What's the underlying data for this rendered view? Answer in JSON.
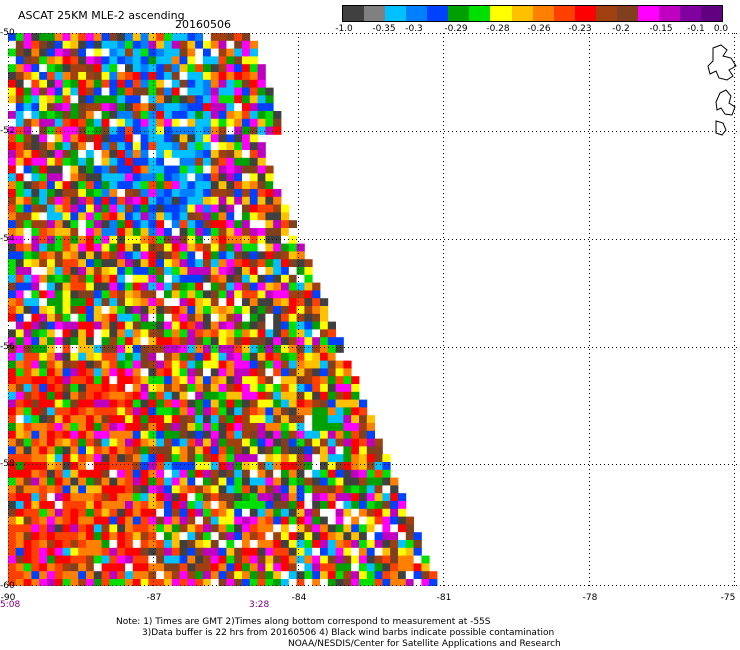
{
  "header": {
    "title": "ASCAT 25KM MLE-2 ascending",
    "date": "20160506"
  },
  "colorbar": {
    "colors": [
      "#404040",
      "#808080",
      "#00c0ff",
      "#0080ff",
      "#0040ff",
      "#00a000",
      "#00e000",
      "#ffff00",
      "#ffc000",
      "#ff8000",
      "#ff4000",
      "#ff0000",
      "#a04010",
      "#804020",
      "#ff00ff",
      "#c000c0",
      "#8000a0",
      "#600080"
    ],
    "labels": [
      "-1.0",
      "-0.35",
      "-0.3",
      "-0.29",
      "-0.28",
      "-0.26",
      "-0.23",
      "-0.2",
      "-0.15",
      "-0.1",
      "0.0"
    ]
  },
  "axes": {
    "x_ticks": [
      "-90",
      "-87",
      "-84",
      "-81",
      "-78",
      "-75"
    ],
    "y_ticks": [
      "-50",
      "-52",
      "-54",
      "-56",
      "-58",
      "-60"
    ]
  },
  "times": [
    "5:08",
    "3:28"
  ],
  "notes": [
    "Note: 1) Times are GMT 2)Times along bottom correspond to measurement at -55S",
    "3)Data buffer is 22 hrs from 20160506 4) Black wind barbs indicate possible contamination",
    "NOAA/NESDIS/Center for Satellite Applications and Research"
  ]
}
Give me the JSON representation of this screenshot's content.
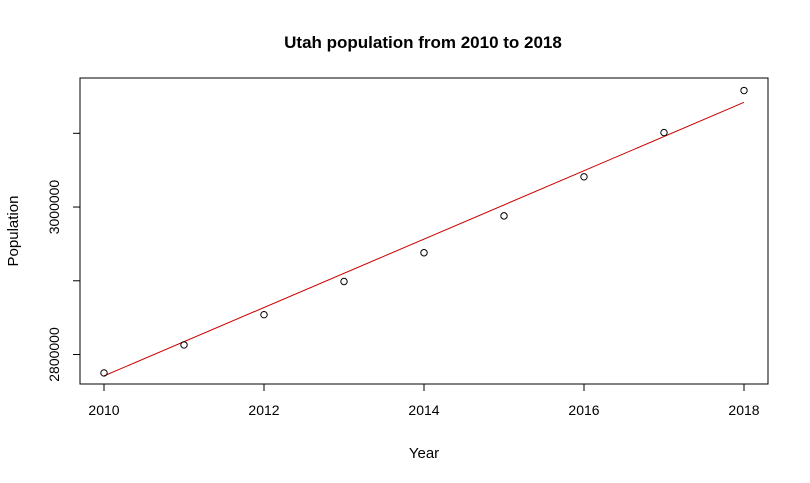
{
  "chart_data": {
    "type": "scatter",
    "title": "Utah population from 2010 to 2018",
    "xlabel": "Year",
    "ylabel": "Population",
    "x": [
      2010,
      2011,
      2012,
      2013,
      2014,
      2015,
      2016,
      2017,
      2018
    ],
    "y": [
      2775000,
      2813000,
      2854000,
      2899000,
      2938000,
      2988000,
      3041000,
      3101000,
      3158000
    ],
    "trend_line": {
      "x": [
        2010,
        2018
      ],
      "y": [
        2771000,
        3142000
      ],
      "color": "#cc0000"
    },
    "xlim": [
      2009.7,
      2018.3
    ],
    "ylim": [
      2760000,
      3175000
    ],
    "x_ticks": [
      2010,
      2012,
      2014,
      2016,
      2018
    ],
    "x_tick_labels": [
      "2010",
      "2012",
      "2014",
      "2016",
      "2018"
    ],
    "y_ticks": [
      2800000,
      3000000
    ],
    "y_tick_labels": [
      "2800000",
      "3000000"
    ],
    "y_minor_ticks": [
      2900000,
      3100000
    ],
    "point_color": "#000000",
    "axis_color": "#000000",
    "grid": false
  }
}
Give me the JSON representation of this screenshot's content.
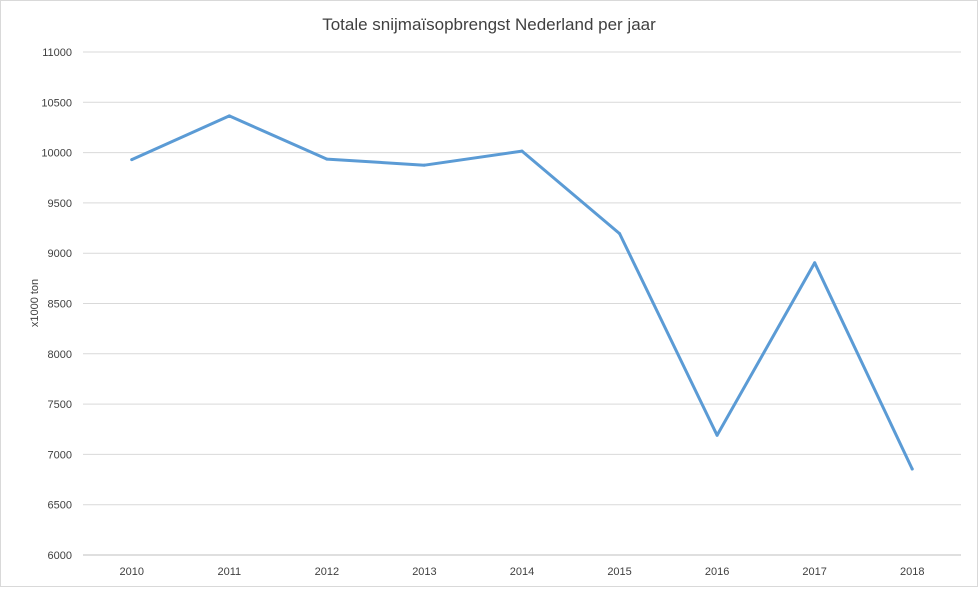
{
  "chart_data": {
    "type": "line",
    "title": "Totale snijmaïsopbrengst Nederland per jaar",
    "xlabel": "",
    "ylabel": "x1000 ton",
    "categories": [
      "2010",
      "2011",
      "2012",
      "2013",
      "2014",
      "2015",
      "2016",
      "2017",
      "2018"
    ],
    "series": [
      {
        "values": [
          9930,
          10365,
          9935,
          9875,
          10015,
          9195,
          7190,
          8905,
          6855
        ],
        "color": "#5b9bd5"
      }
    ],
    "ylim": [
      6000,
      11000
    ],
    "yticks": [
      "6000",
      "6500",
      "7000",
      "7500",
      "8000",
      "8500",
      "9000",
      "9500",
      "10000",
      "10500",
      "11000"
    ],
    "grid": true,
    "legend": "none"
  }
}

______

Filter the records above and return every line that holds the word "ylabel".

- _COMPLETE RESPONSE_:
    "ylabel": "Population",
    "ylabel": "x1000 ton",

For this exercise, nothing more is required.